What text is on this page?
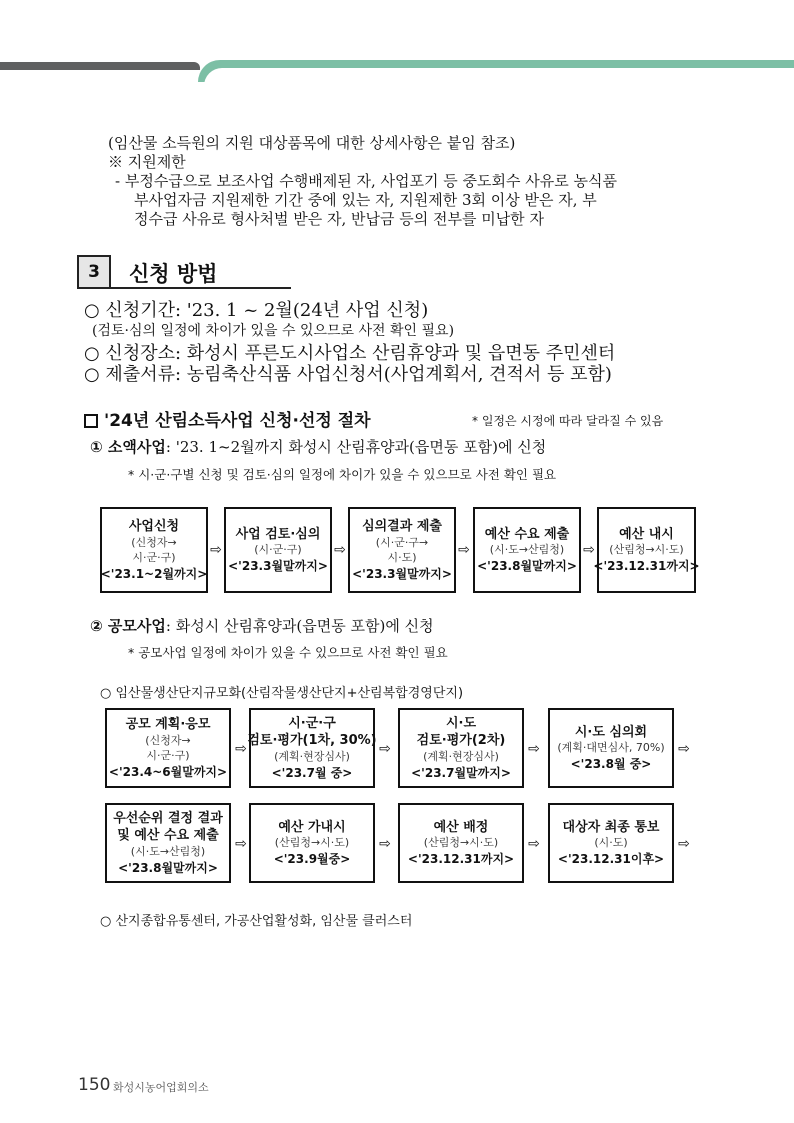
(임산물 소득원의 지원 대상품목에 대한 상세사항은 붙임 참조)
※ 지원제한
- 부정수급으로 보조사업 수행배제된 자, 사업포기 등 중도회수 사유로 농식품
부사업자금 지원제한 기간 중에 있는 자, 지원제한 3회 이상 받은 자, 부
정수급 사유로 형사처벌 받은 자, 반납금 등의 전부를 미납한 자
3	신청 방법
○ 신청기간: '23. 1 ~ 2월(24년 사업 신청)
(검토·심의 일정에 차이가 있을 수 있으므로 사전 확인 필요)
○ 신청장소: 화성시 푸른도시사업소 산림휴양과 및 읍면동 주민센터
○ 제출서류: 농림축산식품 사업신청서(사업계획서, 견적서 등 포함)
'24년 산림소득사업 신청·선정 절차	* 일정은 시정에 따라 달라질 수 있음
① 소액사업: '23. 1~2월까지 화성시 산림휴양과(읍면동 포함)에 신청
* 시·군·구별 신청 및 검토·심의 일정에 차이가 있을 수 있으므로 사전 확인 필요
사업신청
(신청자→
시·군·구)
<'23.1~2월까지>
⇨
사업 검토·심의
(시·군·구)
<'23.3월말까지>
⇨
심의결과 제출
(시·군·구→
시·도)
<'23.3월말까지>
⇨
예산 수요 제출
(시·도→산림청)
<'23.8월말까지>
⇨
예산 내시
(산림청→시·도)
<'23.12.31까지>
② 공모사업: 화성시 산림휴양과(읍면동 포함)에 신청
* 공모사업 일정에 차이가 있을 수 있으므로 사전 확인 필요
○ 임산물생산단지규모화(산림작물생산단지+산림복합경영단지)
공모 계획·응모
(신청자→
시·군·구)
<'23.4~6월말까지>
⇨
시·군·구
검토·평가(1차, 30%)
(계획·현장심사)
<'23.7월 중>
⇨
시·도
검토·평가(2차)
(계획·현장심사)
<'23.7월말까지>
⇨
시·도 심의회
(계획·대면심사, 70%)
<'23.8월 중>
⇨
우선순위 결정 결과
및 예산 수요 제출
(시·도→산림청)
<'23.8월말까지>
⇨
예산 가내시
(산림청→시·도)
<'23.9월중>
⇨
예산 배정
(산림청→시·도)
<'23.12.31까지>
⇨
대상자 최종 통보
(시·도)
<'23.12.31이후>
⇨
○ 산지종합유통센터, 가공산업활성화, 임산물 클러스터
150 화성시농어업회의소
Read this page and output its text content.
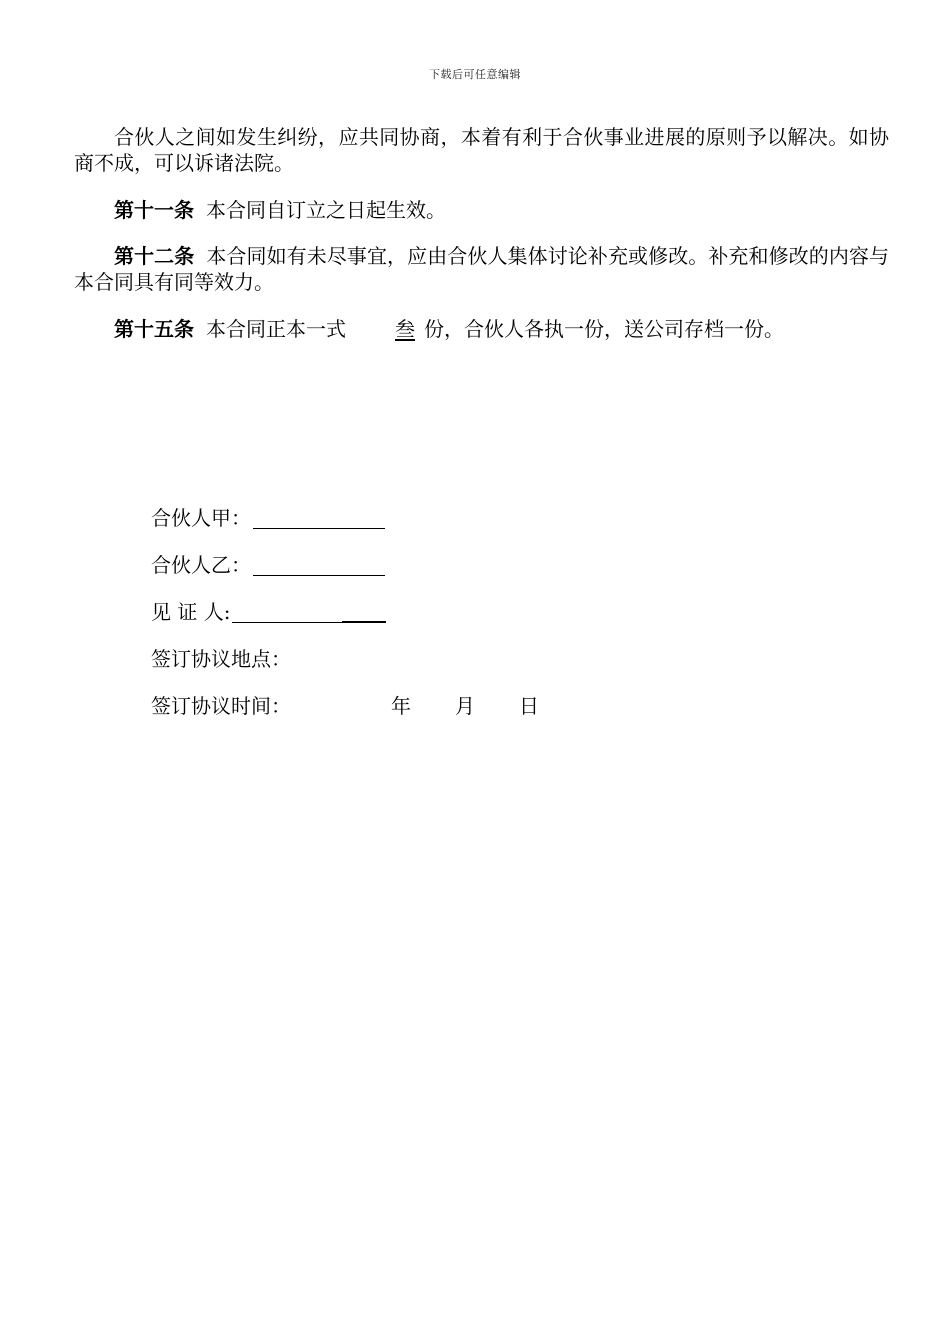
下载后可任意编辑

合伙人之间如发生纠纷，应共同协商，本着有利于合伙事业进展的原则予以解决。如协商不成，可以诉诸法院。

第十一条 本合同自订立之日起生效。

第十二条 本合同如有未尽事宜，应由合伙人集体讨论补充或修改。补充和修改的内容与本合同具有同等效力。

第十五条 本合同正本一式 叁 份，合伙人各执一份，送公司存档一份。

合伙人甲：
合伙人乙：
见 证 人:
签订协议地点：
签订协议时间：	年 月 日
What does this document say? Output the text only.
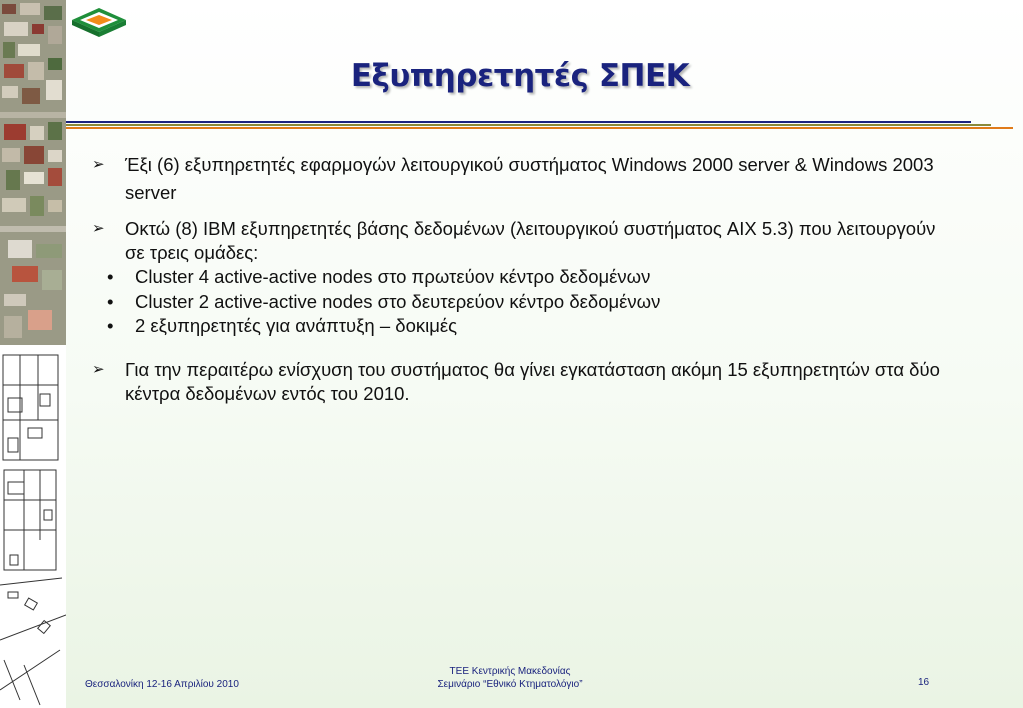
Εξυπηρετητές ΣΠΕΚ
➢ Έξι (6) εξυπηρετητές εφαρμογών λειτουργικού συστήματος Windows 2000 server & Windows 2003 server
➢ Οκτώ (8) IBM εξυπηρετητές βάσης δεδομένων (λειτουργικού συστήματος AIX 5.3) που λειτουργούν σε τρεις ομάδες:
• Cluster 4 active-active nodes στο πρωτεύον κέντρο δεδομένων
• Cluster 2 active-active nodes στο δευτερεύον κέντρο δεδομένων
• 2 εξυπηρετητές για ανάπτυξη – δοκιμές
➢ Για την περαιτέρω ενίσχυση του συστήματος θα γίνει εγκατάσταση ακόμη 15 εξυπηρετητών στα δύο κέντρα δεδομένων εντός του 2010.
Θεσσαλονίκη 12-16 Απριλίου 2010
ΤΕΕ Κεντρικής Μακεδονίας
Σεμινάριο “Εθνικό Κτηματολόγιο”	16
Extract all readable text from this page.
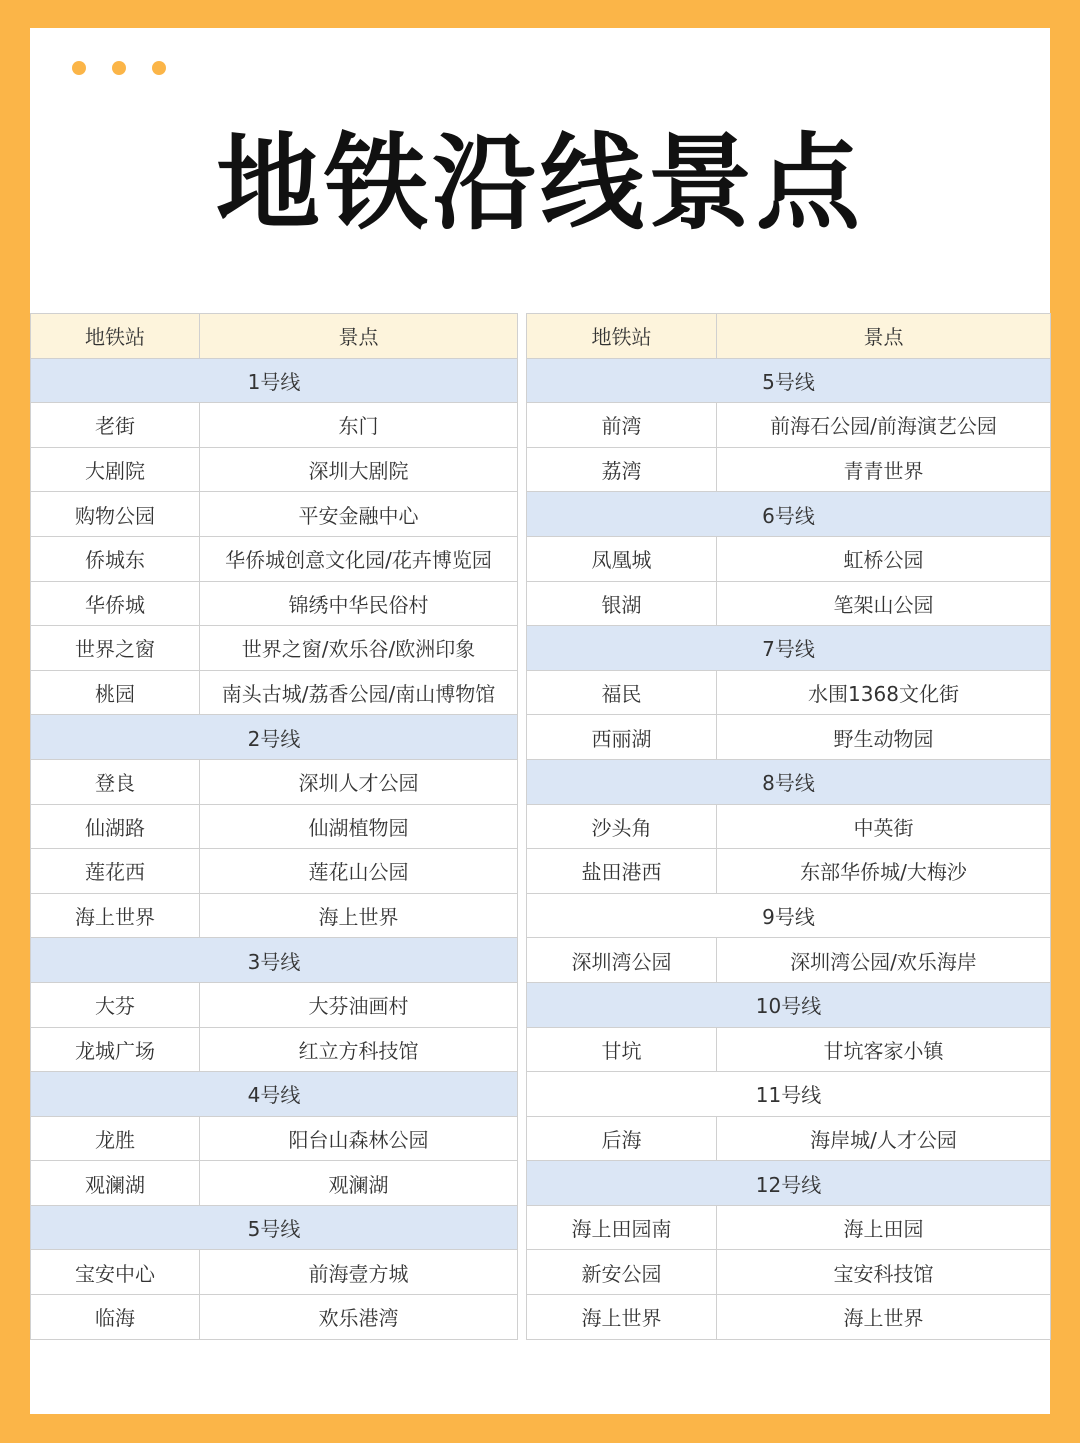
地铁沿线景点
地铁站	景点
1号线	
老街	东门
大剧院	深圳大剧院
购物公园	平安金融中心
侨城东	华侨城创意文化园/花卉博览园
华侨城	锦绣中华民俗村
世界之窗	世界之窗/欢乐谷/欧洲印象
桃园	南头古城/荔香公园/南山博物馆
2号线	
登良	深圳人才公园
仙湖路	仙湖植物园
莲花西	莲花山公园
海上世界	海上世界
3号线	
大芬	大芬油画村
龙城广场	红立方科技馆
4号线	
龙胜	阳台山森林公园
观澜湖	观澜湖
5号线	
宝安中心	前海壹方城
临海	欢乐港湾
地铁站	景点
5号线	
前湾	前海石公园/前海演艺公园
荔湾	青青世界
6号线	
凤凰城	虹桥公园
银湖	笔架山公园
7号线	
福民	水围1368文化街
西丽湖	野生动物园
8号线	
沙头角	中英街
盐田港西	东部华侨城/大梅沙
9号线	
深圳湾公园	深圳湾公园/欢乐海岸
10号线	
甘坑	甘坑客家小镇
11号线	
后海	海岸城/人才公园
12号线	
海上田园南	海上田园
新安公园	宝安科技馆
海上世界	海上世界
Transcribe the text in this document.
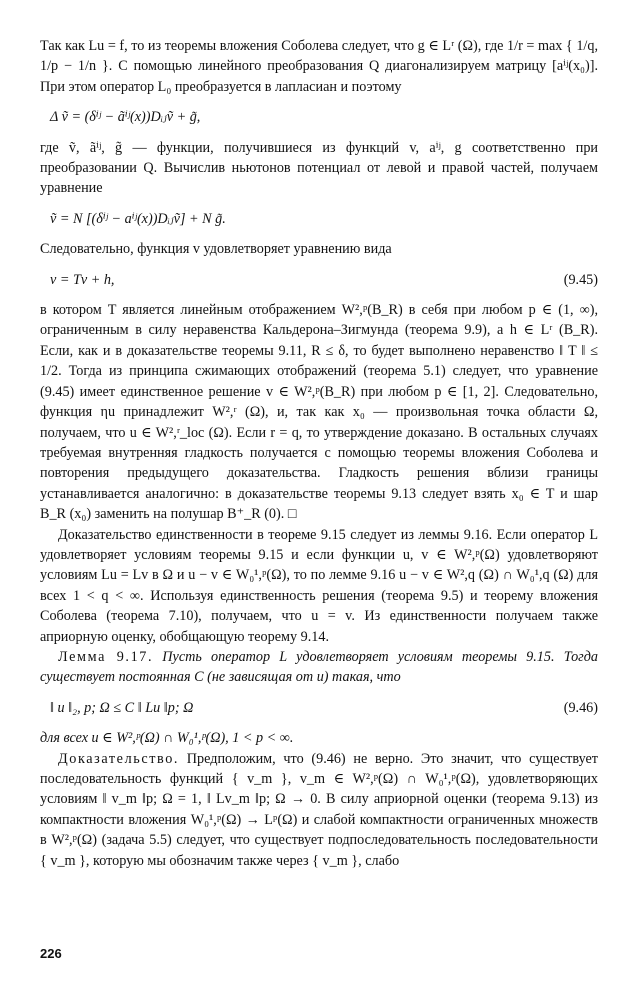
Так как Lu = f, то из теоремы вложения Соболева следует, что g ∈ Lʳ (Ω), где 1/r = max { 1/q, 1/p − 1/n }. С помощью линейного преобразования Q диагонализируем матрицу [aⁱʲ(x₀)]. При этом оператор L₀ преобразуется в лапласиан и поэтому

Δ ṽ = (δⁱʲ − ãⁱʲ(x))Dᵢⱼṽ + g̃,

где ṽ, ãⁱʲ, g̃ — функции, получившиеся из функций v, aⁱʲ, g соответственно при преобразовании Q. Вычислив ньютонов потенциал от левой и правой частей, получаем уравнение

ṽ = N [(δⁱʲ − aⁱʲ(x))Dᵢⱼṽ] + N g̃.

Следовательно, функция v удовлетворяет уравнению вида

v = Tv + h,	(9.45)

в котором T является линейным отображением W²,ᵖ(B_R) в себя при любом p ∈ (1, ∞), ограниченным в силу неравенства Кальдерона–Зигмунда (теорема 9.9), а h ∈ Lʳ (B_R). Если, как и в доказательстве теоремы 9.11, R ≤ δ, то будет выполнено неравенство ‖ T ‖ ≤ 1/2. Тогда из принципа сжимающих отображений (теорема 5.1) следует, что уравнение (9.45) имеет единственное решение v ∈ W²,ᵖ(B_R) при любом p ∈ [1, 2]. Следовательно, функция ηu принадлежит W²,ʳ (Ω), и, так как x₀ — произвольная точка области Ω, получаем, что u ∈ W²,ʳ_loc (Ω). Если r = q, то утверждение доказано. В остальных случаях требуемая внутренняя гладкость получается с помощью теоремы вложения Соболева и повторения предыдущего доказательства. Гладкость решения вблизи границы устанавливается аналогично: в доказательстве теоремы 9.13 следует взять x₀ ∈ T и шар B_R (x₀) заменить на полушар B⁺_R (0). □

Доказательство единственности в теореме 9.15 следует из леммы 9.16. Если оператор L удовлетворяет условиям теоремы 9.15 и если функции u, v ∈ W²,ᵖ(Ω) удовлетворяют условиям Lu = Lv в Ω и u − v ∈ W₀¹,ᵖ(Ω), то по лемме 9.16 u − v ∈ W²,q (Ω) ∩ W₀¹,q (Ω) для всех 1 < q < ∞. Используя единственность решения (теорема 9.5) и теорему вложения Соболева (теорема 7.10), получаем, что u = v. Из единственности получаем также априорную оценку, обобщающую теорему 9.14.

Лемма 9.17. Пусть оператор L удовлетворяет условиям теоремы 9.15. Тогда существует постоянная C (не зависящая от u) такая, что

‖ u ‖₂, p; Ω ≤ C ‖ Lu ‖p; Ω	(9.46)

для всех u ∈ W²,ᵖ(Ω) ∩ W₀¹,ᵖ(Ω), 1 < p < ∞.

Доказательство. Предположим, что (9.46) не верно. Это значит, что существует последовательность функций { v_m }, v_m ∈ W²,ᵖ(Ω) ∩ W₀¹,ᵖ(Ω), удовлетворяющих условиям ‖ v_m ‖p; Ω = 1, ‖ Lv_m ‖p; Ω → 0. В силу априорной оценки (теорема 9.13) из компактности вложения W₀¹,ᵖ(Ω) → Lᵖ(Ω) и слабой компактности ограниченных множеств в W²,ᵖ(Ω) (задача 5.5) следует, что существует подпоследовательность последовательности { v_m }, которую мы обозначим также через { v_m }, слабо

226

### Short problem
Read through the entries and copy every line that includes "Cluster".

### Answer in full
• Cluster 4 active-active nodes στο πρωτεύον κέντρο δεδομένων
• Cluster 2 active-active nodes στο δευτερεύον κέντρο δεδομένων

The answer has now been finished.